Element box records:
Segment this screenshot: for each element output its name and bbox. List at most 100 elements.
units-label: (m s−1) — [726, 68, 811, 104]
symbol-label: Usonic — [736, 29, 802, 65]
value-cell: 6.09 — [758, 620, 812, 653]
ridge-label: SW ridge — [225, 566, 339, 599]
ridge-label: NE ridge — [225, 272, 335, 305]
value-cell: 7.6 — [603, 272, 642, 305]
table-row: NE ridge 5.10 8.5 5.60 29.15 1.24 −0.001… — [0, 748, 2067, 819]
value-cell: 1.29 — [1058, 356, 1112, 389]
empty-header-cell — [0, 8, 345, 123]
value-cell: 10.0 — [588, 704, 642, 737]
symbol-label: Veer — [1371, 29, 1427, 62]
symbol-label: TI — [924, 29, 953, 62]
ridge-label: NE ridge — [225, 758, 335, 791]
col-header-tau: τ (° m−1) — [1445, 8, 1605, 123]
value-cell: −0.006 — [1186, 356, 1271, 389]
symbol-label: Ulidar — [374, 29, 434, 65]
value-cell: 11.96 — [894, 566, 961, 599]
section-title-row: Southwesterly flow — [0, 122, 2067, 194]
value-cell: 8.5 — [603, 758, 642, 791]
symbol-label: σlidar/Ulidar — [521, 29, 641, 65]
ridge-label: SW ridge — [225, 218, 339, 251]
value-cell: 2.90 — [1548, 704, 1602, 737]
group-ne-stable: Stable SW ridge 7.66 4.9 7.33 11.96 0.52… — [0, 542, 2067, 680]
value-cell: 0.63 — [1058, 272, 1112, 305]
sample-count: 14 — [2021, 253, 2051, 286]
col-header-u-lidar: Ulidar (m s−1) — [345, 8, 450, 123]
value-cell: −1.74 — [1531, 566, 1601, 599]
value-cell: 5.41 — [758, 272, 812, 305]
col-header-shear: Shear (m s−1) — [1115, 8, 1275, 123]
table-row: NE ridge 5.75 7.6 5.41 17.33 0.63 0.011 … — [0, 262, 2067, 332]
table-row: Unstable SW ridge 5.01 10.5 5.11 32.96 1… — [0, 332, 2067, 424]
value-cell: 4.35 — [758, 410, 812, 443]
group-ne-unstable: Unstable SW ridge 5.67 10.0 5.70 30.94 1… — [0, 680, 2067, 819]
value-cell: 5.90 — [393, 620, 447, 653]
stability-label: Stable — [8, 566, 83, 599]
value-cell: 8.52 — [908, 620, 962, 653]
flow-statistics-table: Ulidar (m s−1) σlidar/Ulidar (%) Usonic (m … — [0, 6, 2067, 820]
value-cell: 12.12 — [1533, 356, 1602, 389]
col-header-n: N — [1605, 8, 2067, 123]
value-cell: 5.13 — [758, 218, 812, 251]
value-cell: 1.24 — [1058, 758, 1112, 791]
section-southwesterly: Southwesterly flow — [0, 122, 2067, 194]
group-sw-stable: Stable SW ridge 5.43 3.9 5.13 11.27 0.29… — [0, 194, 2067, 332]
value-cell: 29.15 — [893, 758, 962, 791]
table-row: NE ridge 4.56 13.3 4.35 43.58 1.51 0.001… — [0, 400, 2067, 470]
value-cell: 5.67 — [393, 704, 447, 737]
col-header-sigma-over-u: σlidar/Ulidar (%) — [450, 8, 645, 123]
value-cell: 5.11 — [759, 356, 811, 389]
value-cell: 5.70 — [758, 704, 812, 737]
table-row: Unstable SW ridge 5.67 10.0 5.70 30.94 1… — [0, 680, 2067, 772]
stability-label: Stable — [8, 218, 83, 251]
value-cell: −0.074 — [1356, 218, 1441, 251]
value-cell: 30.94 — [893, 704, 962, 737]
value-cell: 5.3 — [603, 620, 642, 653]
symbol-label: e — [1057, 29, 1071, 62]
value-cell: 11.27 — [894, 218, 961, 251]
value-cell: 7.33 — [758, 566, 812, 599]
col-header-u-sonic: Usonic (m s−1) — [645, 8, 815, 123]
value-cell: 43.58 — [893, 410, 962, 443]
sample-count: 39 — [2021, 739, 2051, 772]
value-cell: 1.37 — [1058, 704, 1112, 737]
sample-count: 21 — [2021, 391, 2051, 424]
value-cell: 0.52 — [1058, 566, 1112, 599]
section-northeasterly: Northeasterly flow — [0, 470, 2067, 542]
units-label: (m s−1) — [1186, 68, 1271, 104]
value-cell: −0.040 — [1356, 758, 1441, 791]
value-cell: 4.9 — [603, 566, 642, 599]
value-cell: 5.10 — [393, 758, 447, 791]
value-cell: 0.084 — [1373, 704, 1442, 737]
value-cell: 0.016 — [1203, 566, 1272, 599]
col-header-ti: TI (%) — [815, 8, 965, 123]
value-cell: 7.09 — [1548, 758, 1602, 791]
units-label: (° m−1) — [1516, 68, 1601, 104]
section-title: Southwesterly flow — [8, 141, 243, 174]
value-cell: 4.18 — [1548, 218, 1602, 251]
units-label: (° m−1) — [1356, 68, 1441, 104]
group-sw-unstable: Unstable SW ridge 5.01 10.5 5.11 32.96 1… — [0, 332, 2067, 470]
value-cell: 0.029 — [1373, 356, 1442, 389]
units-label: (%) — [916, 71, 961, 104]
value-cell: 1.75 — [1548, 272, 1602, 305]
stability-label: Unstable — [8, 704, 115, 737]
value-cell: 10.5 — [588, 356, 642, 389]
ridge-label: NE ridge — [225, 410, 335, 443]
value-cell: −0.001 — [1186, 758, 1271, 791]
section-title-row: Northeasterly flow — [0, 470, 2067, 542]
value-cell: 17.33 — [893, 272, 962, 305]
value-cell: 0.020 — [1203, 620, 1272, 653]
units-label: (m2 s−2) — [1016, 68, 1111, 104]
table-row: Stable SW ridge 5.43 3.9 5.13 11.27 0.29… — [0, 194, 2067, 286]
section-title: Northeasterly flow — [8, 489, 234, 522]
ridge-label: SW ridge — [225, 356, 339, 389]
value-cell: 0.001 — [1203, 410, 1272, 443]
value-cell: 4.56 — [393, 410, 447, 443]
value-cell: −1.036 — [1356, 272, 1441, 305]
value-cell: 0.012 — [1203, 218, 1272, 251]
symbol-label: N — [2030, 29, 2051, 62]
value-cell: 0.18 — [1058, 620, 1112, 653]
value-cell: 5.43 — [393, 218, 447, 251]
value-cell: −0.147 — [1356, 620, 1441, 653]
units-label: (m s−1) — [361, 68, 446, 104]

__EXERCISE__
Convert all of the material above into a Markdown table with two columns, Row and Line. Put each line's sequence number under Row and the line itself under Line, and leave out blank lines.

__FINAL RESULT__
| Row | Line |
|---|---|
| 1 | Segment this screenshot: for each element output its name and bbox. List at most 100 elements. |
| 2 | units-label: (m s−1) — [726, 68, 811, 104] |
| 3 | symbol-label: Usonic — [736, 29, 802, 65] |
| 4 | value-cell: 6.09 — [758, 620, 812, 653] |
| 5 | ridge-label: SW ridge — [225, 566, 339, 599] |
| 6 | ridge-label: NE ridge — [225, 272, 335, 305] |
| 7 | value-cell: 7.6 — [603, 272, 642, 305] |
| 8 | table-row: NE ridge 5.10 8.5 5.60 29.15 1.24 −0.001… — [0, 748, 2067, 819] |
| 9 | value-cell: 1.29 — [1058, 356, 1112, 389] |
| 10 | empty-header-cell — [0, 8, 345, 123] |
| 11 | value-cell: 10.0 — [588, 704, 642, 737] |
| 12 | symbol-label: Veer — [1371, 29, 1427, 62] |
| 13 | symbol-label: TI — [924, 29, 953, 62] |
| 14 | ridge-label: NE ridge — [225, 758, 335, 791] |
| 15 | col-header-tau: τ (° m−1) — [1445, 8, 1605, 123] |
| 16 | value-cell: −0.006 — [1186, 356, 1271, 389] |
| 17 | symbol-label: Ulidar — [374, 29, 434, 65] |
| 18 | value-cell: 11.96 — [894, 566, 961, 599] |
| 19 | section-title-row: Southwesterly flow — [0, 122, 2067, 194] |
| 20 | value-cell: 8.5 — [603, 758, 642, 791] |
| 21 | symbol-label: σlidar/Ulidar — [521, 29, 641, 65] |
| 22 | ridge-label: SW ridge — [225, 218, 339, 251] |
| 23 | value-cell: 2.90 — [1548, 704, 1602, 737] |
| 24 | group-ne-stable: Stable SW ridge 7.66 4.9 7.33 11.96 0.52… — [0, 542, 2067, 680] |
| 25 | value-cell: 0.63 — [1058, 272, 1112, 305] |
| 26 | sample-count: 14 — [2021, 253, 2051, 286] |
| 27 | col-header-u-lidar: Ulidar (m s−1) — [345, 8, 450, 123] |
| 28 | value-cell: −1.74 — [1531, 566, 1601, 599] |
| 29 | value-cell: 5.41 — [758, 272, 812, 305] |
| 30 | col-header-shear: Shear (m s−1) — [1115, 8, 1275, 123] |
| 31 | table-row: NE ridge 5.75 7.6 5.41 17.33 0.63 0.011 … — [0, 262, 2067, 332] |
| 32 | table-row: Unstable SW ridge 5.01 10.5 5.11 32.96 1… — [0, 332, 2067, 424] |
| 33 | value-cell: 4.35 — [758, 410, 812, 443] |
| 34 | group-ne-unstable: Unstable SW ridge 5.67 10.0 5.70 30.94 1… — [0, 680, 2067, 819] |
| 35 | value-cell: 5.90 — [393, 620, 447, 653] |
| 36 | stability-label: Stable — [8, 566, 83, 599] |
| 37 | value-cell: 8.52 — [908, 620, 962, 653] |
| 38 | flow-statistics-table: Ulidar (m s−1) σlidar/Ulidar (%) Usonic (m … — [0, 6, 2067, 820] |
| 39 | value-cell: 12.12 — [1533, 356, 1602, 389] |
| 40 | col-header-n: N — [1605, 8, 2067, 123] |
| 41 | value-cell: 5.13 — [758, 218, 812, 251] |
| 42 | value-cell: 1.24 — [1058, 758, 1112, 791] |
| 43 | section-southwesterly: Southwesterly flow — [0, 122, 2067, 194] |
| 44 | group-sw-stable: Stable SW ridge 5.43 3.9 5.13 11.27 0.29… — [0, 194, 2067, 332] |
| 45 | value-cell: 29.15 — [893, 758, 962, 791] |
| 46 | table-row: NE ridge 4.56 13.3 4.35 43.58 1.51 0.001… — [0, 400, 2067, 470] |
| 47 | value-cell: 5.67 — [393, 704, 447, 737] |
| 48 | col-header-sigma-over-u: σlidar/Ulidar (%) — [450, 8, 645, 123] |
| 49 | value-cell: 5.11 — [759, 356, 811, 389] |
| 50 | value-cell: 5.70 — [758, 704, 812, 737] |
| 51 | table-row: Unstable SW ridge 5.67 10.0 5.70 30.94 1… — [0, 680, 2067, 772] |
| 52 | stability-label: Stable — [8, 218, 83, 251] |
| 53 | value-cell: −0.074 — [1356, 218, 1441, 251] |
| 54 | value-cell: 30.94 — [893, 704, 962, 737] |
| 55 | value-cell: 5.3 — [603, 620, 642, 653] |
| 56 | symbol-label: e — [1057, 29, 1071, 62] |
| 57 | value-cell: 11.27 — [894, 218, 961, 251] |
| 58 | value-cell: 7.33 — [758, 566, 812, 599] |
| 59 | col-header-u-sonic: Usonic (m s−1) — [645, 8, 815, 123] |
| 60 | value-cell: 43.58 — [893, 410, 962, 443] |
| 61 | sample-count: 39 — [2021, 739, 2051, 772] |
| 62 | value-cell: 1.37 — [1058, 704, 1112, 737] |
| 63 | sample-count: 21 — [2021, 391, 2051, 424] |
| 64 | value-cell: 0.52 — [1058, 566, 1112, 599] |
| 65 | section-northeasterly: Northeasterly flow — [0, 470, 2067, 542] |
| 66 | units-label: (m s−1) — [1186, 68, 1271, 104] |
| 67 | value-cell: −0.040 — [1356, 758, 1441, 791] |
| 68 | value-cell: 4.9 — [603, 566, 642, 599] |
| 69 | value-cell: 5.10 — [393, 758, 447, 791] |
| 70 | value-cell: 0.084 — [1373, 704, 1442, 737] |
| 71 | value-cell: 0.016 — [1203, 566, 1272, 599] |
| 72 | col-header-ti: TI (%) — [815, 8, 965, 123] |
| 73 | value-cell: 7.09 — [1548, 758, 1602, 791] |
| 74 | units-label: (° m−1) — [1516, 68, 1601, 104] |
| 75 | section-title: Southwesterly flow — [8, 141, 243, 174] |
| 76 | value-cell: 4.18 — [1548, 218, 1602, 251] |
| 77 | units-label: (° m−1) — [1356, 68, 1441, 104] |
| 78 | group-sw-unstable: Unstable SW ridge 5.01 10.5 5.11 32.96 1… — [0, 332, 2067, 470] |
| 79 | value-cell: 0.029 — [1373, 356, 1442, 389] |
| 80 | units-label: (%) — [916, 71, 961, 104] |
| 81 | value-cell: 1.75 — [1548, 272, 1602, 305] |
| 82 | stability-label: Unstable — [8, 704, 115, 737] |
| 83 | value-cell: 10.5 — [588, 356, 642, 389] |
| 84 | ridge-label: NE ridge — [225, 410, 335, 443] |
| 85 | value-cell: −0.001 — [1186, 758, 1271, 791] |
| 86 | section-title-row: Northeasterly flow — [0, 470, 2067, 542] |
| 87 | value-cell: 17.33 — [893, 272, 962, 305] |
| 88 | value-cell: 0.020 — [1203, 620, 1272, 653] |
| 89 | units-label: (m2 s−2) — [1016, 68, 1111, 104] |
| 90 | table-row: Stable SW ridge 5.43 3.9 5.13 11.27 0.29… — [0, 194, 2067, 286] |
| 91 | section-title: Northeasterly flow — [8, 489, 234, 522] |
| 92 | ridge-label: SW ridge — [225, 356, 339, 389] |
| 93 | value-cell: 0.001 — [1203, 410, 1272, 443] |
| 94 | value-cell: 4.56 — [393, 410, 447, 443] |
| 95 | value-cell: −1.036 — [1356, 272, 1441, 305] |
| 96 | value-cell: 0.012 — [1203, 218, 1272, 251] |
| 97 | symbol-label: N — [2030, 29, 2051, 62] |
| 98 | value-cell: 0.18 — [1058, 620, 1112, 653] |
| 99 | value-cell: 5.43 — [393, 218, 447, 251] |
| 100 | value-cell: −0.147 — [1356, 620, 1441, 653] |
| 101 | units-label: (m s−1) — [361, 68, 446, 104] |